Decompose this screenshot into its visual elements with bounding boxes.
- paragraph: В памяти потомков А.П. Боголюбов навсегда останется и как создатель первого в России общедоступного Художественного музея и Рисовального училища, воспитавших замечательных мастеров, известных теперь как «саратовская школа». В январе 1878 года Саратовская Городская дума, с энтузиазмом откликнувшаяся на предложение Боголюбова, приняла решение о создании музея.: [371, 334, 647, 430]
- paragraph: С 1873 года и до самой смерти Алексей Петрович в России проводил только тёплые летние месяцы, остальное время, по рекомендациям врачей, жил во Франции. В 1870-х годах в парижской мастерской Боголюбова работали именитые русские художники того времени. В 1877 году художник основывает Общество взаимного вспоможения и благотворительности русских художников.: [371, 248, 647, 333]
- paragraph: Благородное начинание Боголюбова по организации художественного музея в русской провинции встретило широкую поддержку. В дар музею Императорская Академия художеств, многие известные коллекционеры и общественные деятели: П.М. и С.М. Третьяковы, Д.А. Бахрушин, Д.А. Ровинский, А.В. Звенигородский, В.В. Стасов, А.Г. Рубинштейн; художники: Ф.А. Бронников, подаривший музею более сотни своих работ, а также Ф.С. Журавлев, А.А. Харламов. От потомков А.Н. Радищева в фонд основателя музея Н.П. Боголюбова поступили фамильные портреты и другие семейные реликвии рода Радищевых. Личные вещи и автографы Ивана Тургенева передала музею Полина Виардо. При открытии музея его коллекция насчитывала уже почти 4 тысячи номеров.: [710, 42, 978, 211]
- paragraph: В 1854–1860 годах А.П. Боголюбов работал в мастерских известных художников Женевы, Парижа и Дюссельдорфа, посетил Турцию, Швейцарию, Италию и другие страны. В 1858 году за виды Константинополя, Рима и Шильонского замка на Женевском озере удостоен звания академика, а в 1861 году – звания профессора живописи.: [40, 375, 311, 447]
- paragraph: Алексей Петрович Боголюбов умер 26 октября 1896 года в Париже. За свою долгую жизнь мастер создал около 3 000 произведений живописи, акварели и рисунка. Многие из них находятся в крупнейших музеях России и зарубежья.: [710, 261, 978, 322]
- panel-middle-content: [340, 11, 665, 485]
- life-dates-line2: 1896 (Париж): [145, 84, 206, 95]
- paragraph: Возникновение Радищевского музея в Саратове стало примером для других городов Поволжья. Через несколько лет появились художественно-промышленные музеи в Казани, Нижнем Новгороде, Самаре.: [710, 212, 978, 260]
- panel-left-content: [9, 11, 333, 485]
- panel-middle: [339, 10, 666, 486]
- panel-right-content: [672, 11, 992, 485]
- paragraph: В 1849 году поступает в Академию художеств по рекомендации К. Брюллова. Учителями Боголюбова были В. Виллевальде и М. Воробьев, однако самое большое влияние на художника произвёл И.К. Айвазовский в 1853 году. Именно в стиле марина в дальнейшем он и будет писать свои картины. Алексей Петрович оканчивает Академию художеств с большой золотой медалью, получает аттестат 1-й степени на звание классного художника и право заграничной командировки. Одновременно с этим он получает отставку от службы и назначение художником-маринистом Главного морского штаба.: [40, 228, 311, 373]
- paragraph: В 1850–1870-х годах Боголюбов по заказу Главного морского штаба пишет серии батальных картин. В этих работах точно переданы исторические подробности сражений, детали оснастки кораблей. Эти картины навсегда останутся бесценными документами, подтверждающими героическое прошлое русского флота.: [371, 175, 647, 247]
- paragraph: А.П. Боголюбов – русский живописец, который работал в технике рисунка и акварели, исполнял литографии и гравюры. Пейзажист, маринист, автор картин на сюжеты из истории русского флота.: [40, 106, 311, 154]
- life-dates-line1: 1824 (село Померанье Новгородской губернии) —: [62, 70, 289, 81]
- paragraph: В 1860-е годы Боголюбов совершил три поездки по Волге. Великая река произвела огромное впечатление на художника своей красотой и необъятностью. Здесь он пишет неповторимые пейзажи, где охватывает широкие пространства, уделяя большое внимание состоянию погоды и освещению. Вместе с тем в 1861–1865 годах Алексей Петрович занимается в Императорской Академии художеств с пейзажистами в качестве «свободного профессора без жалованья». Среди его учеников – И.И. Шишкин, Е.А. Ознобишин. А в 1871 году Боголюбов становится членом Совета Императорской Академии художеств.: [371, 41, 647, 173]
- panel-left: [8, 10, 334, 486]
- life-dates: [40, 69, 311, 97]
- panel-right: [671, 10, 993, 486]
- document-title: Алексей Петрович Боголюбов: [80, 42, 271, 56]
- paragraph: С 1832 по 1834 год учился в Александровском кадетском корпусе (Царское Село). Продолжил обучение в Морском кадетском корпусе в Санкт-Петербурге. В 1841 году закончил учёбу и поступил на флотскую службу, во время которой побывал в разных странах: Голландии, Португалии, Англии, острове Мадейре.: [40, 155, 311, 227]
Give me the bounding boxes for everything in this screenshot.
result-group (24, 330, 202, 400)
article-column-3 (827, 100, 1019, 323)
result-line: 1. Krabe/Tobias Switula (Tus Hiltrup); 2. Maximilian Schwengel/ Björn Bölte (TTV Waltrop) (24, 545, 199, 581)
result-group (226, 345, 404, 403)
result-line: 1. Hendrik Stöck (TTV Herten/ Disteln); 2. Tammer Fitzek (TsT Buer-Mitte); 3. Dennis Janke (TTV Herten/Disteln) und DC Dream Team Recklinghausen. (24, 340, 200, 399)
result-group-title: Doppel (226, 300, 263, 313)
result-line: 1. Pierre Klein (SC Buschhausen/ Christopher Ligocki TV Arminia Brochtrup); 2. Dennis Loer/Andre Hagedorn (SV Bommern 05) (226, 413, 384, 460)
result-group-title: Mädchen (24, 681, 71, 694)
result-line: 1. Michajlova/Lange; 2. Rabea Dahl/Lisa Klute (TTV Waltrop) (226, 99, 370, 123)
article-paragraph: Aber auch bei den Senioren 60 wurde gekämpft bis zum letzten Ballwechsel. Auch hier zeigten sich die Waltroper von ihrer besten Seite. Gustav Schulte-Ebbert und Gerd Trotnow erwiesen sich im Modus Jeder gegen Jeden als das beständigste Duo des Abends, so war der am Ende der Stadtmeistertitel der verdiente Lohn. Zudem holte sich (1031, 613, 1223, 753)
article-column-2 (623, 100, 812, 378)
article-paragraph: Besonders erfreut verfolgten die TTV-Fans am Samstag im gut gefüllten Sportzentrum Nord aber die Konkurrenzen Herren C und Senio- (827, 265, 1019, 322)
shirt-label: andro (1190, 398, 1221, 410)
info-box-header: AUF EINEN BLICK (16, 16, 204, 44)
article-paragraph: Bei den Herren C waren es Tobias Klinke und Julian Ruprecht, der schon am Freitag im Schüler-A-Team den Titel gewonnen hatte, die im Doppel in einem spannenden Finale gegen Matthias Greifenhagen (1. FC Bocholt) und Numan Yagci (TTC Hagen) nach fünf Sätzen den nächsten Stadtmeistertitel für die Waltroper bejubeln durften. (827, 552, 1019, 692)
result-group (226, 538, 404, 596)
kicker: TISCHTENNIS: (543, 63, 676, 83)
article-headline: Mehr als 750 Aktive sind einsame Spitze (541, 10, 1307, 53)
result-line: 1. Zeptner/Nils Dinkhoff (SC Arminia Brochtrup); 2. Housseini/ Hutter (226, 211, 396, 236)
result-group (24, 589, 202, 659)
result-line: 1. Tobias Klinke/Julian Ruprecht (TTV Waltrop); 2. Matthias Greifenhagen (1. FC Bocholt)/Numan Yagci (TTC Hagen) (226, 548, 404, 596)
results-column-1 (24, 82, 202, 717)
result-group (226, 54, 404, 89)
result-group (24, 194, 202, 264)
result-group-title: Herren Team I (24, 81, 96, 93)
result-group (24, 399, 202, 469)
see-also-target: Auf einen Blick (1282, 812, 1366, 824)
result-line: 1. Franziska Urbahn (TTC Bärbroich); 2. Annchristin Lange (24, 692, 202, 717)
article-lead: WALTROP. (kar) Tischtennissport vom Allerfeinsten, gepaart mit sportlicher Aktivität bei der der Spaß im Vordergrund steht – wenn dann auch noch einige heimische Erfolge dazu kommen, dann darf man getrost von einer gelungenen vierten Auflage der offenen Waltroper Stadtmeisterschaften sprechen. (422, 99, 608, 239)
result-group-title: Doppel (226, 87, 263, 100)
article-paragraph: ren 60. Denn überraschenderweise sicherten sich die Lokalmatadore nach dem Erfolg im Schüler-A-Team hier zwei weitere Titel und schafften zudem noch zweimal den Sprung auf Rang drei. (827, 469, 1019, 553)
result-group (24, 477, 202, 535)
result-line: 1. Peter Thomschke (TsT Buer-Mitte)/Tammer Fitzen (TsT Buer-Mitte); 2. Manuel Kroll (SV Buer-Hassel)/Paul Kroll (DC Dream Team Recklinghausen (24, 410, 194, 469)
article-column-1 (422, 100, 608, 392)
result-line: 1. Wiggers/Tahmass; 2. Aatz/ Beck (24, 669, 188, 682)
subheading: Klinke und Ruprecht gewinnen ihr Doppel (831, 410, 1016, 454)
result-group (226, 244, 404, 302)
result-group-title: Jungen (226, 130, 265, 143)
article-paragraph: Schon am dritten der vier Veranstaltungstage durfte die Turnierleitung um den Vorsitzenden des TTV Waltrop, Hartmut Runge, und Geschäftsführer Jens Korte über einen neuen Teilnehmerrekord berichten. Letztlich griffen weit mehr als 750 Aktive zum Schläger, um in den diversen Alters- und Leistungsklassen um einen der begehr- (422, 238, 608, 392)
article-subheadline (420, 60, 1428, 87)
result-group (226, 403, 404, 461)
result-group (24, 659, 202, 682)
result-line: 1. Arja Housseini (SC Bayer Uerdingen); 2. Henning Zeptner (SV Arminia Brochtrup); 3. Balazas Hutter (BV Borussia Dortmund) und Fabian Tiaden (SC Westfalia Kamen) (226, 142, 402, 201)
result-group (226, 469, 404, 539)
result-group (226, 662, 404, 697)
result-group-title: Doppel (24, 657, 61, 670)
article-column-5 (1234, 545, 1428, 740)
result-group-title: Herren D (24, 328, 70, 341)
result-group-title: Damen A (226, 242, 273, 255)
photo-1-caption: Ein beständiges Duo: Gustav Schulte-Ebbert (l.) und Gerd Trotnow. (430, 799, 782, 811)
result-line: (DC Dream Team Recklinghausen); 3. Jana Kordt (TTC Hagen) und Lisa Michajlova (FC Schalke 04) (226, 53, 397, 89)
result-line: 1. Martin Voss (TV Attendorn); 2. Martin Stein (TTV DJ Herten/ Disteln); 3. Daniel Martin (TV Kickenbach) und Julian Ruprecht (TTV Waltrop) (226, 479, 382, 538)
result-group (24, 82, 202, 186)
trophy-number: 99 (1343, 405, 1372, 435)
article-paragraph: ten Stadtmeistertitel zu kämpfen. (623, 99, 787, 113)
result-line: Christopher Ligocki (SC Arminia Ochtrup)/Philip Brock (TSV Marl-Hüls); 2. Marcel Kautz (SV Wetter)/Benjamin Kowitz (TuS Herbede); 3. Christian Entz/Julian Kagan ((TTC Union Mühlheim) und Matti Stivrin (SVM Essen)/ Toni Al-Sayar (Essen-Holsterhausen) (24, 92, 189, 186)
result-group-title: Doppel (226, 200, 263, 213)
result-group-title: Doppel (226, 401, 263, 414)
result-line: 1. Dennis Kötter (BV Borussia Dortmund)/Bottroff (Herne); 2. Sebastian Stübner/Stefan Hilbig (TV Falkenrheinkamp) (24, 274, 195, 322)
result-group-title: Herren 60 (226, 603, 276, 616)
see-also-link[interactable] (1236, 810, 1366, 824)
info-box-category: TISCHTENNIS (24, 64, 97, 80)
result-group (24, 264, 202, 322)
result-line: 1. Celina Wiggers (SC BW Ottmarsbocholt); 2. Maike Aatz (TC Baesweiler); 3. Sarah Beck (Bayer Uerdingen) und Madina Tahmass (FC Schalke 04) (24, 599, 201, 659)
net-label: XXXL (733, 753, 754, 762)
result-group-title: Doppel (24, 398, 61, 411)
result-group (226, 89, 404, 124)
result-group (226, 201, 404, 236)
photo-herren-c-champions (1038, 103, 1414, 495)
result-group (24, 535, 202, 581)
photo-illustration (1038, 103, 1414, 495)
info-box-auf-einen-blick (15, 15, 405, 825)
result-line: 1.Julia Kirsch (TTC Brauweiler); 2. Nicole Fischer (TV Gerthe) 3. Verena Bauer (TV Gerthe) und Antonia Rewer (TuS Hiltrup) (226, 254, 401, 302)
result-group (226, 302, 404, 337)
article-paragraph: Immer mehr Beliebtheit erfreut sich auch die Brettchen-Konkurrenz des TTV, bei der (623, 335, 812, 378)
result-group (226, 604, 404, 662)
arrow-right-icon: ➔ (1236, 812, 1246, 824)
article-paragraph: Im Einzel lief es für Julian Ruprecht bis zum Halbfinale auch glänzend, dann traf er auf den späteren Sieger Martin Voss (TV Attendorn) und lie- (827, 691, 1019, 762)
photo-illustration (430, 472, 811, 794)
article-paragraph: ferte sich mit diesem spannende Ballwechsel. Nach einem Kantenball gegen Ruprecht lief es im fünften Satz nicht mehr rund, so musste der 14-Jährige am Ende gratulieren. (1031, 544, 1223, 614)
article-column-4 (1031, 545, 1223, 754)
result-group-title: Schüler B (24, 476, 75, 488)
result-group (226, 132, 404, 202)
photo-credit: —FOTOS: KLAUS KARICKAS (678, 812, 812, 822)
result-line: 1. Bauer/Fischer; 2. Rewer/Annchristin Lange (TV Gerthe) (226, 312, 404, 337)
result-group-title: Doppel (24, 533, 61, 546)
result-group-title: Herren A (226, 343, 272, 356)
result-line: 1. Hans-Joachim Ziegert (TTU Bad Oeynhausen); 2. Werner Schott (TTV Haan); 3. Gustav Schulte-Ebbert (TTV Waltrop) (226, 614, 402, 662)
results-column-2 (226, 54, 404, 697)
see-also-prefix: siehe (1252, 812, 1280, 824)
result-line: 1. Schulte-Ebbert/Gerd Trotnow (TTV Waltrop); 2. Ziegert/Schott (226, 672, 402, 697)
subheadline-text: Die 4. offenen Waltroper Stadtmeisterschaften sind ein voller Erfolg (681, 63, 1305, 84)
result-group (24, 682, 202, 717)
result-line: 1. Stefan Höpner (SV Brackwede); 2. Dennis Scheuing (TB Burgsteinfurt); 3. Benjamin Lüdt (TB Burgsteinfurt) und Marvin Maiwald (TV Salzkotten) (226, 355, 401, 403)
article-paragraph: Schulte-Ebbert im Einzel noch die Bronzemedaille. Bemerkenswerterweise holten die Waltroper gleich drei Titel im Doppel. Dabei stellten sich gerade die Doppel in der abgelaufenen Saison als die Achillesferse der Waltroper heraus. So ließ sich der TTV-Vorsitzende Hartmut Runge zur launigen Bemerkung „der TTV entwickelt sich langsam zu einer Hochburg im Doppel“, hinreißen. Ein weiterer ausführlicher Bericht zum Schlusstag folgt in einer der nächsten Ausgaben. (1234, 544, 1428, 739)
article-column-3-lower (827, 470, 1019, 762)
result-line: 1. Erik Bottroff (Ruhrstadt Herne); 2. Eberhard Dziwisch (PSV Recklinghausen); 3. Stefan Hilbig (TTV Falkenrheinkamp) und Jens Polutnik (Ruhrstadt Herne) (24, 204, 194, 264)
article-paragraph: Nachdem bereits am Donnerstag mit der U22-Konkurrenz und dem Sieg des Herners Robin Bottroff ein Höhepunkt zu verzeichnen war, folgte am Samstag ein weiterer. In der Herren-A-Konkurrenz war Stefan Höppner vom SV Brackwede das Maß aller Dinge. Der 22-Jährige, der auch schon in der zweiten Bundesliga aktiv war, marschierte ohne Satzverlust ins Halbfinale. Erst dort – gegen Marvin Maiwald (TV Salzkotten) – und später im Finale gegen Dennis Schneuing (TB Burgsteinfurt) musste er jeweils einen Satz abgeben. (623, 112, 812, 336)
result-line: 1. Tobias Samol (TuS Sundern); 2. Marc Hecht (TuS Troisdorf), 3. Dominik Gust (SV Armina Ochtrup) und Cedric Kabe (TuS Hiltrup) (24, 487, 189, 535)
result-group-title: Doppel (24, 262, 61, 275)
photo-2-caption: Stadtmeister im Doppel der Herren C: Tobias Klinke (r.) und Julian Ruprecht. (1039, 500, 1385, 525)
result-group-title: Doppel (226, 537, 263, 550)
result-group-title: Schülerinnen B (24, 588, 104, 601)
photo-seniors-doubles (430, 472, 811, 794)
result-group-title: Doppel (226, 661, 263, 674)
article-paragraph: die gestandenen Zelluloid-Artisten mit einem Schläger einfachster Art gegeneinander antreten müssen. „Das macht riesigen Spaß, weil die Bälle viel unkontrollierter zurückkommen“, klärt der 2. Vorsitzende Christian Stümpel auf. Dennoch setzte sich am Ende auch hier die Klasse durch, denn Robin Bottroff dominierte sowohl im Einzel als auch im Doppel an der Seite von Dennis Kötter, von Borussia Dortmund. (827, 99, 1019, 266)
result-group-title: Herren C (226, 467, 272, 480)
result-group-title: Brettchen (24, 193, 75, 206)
***
YOUR INSTRUCTIONS: Copy out the stretch of the listing from its opening line through the line containing "- paragraph: В 1854–1860", both ends included, word for word.

SOLUTION FOR THIS EXERCISE:
Decompose this screenshot into its visual elements with bounding boxes.
- paragraph: В памяти потомков А.П. Боголюбов навсегда останется и как создатель первого в России общедоступного Художественного музея и Рисовального училища, воспитавших замечательных мастеров, известных теперь как «саратовская школа». В январе 1878 года Саратовская Городская дума, с энтузиазмом откликнувшаяся на предложение Боголюбова, приняла решение о создании музея.: [371, 334, 647, 430]
- paragraph: С 1873 года и до самой смерти Алексей Петрович в России проводил только тёплые летние месяцы, остальное время, по рекомендациям врачей, жил во Франции. В 1870-х годах в парижской мастерской Боголюбова работали именитые русские художники того времени. В 1877 году художник основывает Общество взаимного вспоможения и благотворительности русских художников.: [371, 248, 647, 333]
- paragraph: Благородное начинание Боголюбова по организации художественного музея в русской провинции встретило широкую поддержку. В дар музею Императорская Академия художеств, многие известные коллекционеры и общественные деятели: П.М. и С.М. Третьяковы, Д.А. Бахрушин, Д.А. Ровинский, А.В. Звенигородский, В.В. Стасов, А.Г. Рубинштейн; художники: Ф.А. Бронников, подаривший музею более сотни своих работ, а также Ф.С. Журавлев, А.А. Харламов. От потомков А.Н. Радищева в фонд основателя музея Н.П. Боголюбова поступили фамильные портреты и другие семейные реликвии рода Радищевых. Личные вещи и автографы Ивана Тургенева передала музею Полина Виардо. При открытии музея его коллекция насчитывала уже почти 4 тысячи номеров.: [710, 42, 978, 211]
- paragraph: В 1854–1860 годах А.П. Боголюбов работал в мастерских известных художников Женевы, Парижа и Дюссельдорфа, посетил Турцию, Швейцарию, Италию и другие страны. В 1858 году за виды Константинополя, Рима и Шильонского замка на Женевском озере удостоен звания академика, а в 1861 году – звания профессора живописи.: [40, 375, 311, 447]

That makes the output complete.